## [TASK GOAL]
Return the material word for word. Do not include the pictures.

Raw records:
[Start]
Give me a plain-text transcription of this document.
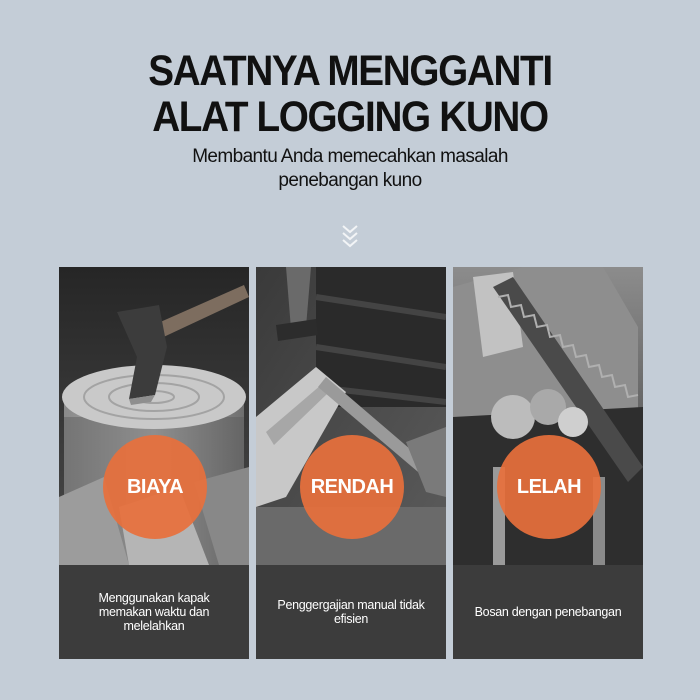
SAATNYA MENGGANTI
ALAT LOGGING KUNO
Membantu Anda memecahkan masalah
penebangan kuno
BIAYA
Menggunakan kapak memakan waktu dan melelahkan
RENDAH
Penggergajian manual tidak efisien
LELAH
Bosan dengan penebangan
[End]
## [RESULT BELOW]
Give me a plain-text transcription of this document.
SAATNYA MENGGANTI
ALAT LOGGING KUNO
Membantu Anda memecahkan masalah
penebangan kuno
BIAYA
Menggunakan kapak memakan waktu dan melelahkan
RENDAH
Penggergajian manual tidak efisien
LELAH
Bosan dengan penebangan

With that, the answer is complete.